▶ **What is being asked**: Reproduce every line in the listing that contains the word "JSON".
┄┄┄┄┄┄┄┄┄┄┄┄┄┄┄┄┄┄┄┄
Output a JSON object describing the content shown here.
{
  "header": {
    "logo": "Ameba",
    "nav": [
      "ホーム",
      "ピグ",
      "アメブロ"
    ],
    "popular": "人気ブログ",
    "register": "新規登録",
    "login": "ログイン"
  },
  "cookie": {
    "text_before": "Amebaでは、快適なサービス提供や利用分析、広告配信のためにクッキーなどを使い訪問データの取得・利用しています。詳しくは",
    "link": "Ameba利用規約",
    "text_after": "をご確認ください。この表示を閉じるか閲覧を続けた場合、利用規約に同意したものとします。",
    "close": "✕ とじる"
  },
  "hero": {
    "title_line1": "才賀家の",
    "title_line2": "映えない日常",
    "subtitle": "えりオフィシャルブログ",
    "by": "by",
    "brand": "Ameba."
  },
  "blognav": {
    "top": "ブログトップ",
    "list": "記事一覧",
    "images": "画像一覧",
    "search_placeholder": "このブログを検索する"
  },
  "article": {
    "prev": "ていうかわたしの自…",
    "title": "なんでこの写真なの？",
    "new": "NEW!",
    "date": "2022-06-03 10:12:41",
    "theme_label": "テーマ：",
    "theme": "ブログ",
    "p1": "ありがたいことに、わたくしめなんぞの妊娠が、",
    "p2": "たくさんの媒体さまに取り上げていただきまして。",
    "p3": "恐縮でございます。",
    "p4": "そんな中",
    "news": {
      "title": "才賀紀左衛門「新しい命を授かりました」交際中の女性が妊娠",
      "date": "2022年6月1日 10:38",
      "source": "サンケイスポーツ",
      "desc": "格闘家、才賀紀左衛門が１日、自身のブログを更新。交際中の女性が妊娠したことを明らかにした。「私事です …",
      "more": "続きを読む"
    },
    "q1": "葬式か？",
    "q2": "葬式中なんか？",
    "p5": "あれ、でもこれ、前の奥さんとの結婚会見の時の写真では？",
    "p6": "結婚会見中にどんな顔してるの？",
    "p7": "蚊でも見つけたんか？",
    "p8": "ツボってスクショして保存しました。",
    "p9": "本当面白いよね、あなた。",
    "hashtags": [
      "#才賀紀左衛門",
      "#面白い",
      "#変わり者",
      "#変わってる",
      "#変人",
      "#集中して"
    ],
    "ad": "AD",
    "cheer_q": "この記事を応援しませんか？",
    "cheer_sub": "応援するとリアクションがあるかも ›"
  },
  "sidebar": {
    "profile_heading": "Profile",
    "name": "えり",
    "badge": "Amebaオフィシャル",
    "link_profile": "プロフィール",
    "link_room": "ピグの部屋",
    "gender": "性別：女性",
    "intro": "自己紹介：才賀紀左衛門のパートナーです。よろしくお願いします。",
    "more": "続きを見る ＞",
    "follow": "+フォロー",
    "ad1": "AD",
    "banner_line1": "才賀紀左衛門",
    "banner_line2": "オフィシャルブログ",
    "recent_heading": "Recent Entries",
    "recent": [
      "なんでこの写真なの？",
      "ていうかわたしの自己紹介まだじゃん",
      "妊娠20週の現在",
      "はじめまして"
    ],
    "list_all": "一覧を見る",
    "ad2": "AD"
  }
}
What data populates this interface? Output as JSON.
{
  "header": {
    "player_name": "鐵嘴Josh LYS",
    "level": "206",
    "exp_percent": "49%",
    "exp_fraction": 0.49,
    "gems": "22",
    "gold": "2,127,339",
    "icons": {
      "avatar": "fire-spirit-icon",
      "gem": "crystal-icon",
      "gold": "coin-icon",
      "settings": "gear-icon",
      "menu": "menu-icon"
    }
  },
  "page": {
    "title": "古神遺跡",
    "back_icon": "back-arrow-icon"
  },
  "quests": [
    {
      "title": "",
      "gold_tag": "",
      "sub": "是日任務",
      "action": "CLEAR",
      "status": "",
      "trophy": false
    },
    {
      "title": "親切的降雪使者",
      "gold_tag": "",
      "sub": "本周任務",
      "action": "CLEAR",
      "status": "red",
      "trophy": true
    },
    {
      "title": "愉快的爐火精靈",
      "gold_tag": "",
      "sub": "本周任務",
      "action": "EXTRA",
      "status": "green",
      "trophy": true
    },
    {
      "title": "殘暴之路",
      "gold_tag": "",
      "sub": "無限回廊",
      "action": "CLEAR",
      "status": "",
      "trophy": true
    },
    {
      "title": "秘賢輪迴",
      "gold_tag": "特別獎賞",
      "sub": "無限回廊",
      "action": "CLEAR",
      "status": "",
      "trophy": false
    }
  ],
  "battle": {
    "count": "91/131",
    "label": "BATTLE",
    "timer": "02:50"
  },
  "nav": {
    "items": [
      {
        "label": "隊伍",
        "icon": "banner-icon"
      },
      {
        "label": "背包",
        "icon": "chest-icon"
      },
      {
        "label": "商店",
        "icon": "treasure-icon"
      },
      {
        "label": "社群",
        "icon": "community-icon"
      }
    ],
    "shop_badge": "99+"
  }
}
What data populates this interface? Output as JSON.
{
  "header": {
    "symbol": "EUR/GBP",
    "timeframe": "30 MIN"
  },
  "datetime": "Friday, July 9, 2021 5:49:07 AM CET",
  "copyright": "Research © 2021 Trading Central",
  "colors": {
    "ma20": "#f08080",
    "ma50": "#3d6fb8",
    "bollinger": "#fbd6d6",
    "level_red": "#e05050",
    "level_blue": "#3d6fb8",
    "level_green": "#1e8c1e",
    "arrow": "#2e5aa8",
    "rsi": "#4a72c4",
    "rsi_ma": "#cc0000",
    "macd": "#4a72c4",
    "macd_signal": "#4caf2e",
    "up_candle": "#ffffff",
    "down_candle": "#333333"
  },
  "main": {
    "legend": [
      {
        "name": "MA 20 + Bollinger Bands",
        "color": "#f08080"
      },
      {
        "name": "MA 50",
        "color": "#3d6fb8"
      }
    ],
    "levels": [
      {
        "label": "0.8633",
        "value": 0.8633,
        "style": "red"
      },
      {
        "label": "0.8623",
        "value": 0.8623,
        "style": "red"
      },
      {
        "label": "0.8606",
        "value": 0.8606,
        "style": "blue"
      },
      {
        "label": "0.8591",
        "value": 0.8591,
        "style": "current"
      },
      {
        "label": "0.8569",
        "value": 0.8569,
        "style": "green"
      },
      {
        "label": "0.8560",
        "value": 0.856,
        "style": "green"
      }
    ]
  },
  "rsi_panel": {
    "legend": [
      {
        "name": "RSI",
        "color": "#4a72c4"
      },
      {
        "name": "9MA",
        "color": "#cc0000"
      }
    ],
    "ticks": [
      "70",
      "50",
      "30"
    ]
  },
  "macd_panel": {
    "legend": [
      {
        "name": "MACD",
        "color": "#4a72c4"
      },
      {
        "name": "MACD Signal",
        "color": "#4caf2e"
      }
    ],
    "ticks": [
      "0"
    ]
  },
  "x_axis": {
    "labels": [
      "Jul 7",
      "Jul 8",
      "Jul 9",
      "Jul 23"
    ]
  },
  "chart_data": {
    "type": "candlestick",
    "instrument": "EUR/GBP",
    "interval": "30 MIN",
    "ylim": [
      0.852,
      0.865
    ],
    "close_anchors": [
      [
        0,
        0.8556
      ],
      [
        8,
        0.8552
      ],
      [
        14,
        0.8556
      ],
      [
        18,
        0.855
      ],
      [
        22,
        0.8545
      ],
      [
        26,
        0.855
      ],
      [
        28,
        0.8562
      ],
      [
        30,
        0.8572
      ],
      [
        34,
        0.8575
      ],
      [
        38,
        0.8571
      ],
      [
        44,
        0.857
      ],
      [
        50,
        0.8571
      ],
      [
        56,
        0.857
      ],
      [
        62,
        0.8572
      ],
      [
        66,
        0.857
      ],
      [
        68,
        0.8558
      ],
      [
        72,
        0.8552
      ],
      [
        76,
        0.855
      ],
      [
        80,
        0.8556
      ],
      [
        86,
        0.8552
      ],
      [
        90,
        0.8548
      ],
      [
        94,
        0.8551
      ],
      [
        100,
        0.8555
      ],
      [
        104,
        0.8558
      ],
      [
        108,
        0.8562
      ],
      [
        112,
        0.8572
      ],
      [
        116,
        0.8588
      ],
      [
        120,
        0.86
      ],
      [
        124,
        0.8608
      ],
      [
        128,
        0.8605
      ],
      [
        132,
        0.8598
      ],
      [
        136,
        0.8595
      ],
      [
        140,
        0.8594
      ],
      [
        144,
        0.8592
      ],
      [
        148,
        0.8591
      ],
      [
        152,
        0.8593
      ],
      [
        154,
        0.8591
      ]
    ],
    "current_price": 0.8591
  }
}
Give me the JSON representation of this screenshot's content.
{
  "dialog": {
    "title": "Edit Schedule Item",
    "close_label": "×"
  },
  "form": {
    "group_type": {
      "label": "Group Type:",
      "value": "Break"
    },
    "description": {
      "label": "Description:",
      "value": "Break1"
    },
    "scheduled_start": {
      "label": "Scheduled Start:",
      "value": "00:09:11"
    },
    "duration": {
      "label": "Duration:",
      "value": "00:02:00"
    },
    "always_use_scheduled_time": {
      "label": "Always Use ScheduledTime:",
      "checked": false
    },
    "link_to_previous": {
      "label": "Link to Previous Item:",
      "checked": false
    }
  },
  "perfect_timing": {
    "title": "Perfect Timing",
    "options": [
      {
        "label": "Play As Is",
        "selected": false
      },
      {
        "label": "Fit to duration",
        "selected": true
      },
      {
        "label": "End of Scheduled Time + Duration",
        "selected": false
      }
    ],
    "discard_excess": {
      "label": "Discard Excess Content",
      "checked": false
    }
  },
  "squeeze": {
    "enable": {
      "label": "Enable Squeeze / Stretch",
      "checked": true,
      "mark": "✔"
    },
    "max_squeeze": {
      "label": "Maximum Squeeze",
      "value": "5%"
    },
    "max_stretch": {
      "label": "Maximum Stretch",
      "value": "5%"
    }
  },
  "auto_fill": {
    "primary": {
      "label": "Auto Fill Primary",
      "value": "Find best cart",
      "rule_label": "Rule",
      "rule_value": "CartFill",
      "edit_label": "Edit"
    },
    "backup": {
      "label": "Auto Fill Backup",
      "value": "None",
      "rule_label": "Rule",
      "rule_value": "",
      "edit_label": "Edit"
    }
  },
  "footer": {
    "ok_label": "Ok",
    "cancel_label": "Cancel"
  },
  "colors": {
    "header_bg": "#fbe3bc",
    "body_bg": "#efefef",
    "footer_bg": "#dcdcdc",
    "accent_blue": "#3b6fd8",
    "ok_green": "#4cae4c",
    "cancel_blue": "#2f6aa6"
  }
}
┄┄┄┄┄┄┄┄┄┄┄┄┄┄┄┄┄┄┄┄
▶ **Solution for this problem**:
Output a JSON object describing the content shown here.
What data populates this interface? Output as JSON.
What data populates this interface? Output as JSON.
Give me the JSON representation of this screenshot's content.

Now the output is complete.